# Prompt:
Set the following entries down again exactly, line by line.

# Exercise input:
********
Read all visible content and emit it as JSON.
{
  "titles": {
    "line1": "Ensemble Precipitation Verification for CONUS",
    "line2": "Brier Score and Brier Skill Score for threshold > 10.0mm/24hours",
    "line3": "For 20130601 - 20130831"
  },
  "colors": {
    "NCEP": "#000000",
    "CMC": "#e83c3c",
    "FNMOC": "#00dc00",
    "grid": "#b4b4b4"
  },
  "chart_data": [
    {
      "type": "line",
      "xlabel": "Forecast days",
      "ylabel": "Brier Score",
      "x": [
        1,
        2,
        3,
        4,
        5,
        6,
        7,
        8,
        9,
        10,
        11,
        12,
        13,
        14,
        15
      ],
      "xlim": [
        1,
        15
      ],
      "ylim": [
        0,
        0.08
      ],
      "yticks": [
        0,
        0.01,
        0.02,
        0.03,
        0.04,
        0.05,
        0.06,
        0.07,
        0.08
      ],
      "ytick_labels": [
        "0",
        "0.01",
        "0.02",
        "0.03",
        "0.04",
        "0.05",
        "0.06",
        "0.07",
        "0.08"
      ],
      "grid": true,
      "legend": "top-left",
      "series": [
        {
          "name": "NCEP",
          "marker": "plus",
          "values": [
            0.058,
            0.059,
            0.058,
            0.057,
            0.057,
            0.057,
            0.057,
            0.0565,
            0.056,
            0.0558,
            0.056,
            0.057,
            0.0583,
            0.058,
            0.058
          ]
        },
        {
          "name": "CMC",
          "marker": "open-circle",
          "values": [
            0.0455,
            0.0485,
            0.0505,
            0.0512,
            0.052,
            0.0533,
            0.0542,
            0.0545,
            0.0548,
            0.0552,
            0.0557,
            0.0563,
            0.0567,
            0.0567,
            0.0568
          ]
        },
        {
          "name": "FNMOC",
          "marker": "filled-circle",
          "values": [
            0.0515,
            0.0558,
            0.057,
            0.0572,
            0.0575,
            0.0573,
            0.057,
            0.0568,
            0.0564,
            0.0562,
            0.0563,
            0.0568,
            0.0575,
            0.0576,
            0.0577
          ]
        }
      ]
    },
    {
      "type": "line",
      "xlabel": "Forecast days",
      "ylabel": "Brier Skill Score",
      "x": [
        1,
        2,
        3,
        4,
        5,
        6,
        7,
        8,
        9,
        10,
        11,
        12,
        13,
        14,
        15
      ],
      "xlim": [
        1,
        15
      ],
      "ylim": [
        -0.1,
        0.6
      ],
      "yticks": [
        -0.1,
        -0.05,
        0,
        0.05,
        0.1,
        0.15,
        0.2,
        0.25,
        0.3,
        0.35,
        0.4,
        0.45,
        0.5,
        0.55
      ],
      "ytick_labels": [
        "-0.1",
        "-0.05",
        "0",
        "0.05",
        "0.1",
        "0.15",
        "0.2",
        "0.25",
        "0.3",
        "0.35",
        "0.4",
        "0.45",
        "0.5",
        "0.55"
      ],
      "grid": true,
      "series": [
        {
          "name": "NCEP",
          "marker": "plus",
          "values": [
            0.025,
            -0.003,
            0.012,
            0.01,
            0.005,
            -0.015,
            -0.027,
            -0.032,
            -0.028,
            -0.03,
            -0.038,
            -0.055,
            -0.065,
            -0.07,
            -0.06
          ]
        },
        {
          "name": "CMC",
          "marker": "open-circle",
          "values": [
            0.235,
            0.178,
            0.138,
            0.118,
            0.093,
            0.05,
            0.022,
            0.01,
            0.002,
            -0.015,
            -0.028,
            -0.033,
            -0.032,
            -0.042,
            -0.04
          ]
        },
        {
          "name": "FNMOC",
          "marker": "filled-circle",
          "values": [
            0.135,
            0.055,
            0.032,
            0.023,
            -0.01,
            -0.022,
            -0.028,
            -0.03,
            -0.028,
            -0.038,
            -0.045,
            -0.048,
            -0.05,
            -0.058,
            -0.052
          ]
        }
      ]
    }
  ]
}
********
# Answer to the task:
Read all visible content and emit it as JSON.
{
  "titles": {
    "line1": "Ensemble Precipitation Verification for CONUS",
    "line2": "Brier Score and Brier Skill Score for threshold > 10.0mm/24hours",
    "line3": "For 20130601 - 20130831"
  },
  "colors": {
    "NCEP": "#000000",
    "CMC": "#e83c3c",
    "FNMOC": "#00dc00",
    "grid": "#b4b4b4"
  },
  "chart_data": [
    {
      "type": "line",
      "xlabel": "Forecast days",
      "ylabel": "Brier Score",
      "x": [
        1,
        2,
        3,
        4,
        5,
        6,
        7,
        8,
        9,
        10,
        11,
        12,
        13,
        14,
        15
      ],
      "xlim": [
        1,
        15
      ],
      "ylim": [
        0,
        0.08
      ],
      "yticks": [
        0,
        0.01,
        0.02,
        0.03,
        0.04,
        0.05,
        0.06,
        0.07,
        0.08
      ],
      "ytick_labels": [
        "0",
        "0.01",
        "0.02",
        "0.03",
        "0.04",
        "0.05",
        "0.06",
        "0.07",
        "0.08"
      ],
      "grid": true,
      "legend": "top-left",
      "series": [
        {
          "name": "NCEP",
          "marker": "plus",
          "values": [
            0.058,
            0.059,
            0.058,
            0.057,
            0.057,
            0.057,
            0.057,
            0.0565,
            0.056,
            0.0558,
            0.056,
            0.057,
            0.0583,
            0.058,
            0.058
          ]
        },
        {
          "name": "CMC",
          "marker": "open-circle",
          "values": [
            0.0455,
            0.0485,
            0.0505,
            0.0512,
            0.052,
            0.0533,
            0.0542,
            0.0545,
            0.0548,
            0.0552,
            0.0557,
            0.0563,
            0.0567,
            0.0567,
            0.0568
          ]
        },
        {
          "name": "FNMOC",
          "marker": "filled-circle",
          "values": [
            0.0515,
            0.0558,
            0.057,
            0.0572,
            0.0575,
            0.0573,
            0.057,
            0.0568,
            0.0564,
            0.0562,
            0.0563,
            0.0568,
            0.0575,
            0.0576,
            0.0577
          ]
        }
      ]
    },
    {
      "type": "line",
      "xlabel": "Forecast days",
      "ylabel": "Brier Skill Score",
      "x": [
        1,
        2,
        3,
        4,
        5,
        6,
        7,
        8,
        9,
        10,
        11,
        12,
        13,
        14,
        15
      ],
      "xlim": [
        1,
        15
      ],
      "ylim": [
        -0.1,
        0.6
      ],
      "yticks": [
        -0.1,
        -0.05,
        0,
        0.05,
        0.1,
        0.15,
        0.2,
        0.25,
        0.3,
        0.35,
        0.4,
        0.45,
        0.5,
        0.55
      ],
      "ytick_labels": [
        "-0.1",
        "-0.05",
        "0",
        "0.05",
        "0.1",
        "0.15",
        "0.2",
        "0.25",
        "0.3",
        "0.35",
        "0.4",
        "0.45",
        "0.5",
        "0.55"
      ],
      "grid": true,
      "series": [
        {
          "name": "NCEP",
          "marker": "plus",
          "values": [
            0.025,
            -0.003,
            0.012,
            0.01,
            0.005,
            -0.015,
            -0.027,
            -0.032,
            -0.028,
            -0.03,
            -0.038,
            -0.055,
            -0.065,
            -0.07,
            -0.06
          ]
        },
        {
          "name": "CMC",
          "marker": "open-circle",
          "values": [
            0.235,
            0.178,
            0.138,
            0.118,
            0.093,
            0.05,
            0.022,
            0.01,
            0.002,
            -0.015,
            -0.028,
            -0.033,
            -0.032,
            -0.042,
            -0.04
          ]
        },
        {
          "name": "FNMOC",
          "marker": "filled-circle",
          "values": [
            0.135,
            0.055,
            0.032,
            0.023,
            -0.01,
            -0.022,
            -0.028,
            -0.03,
            -0.028,
            -0.038,
            -0.045,
            -0.048,
            -0.05,
            -0.058,
            -0.052
          ]
        }
      ]
    }
  ]
}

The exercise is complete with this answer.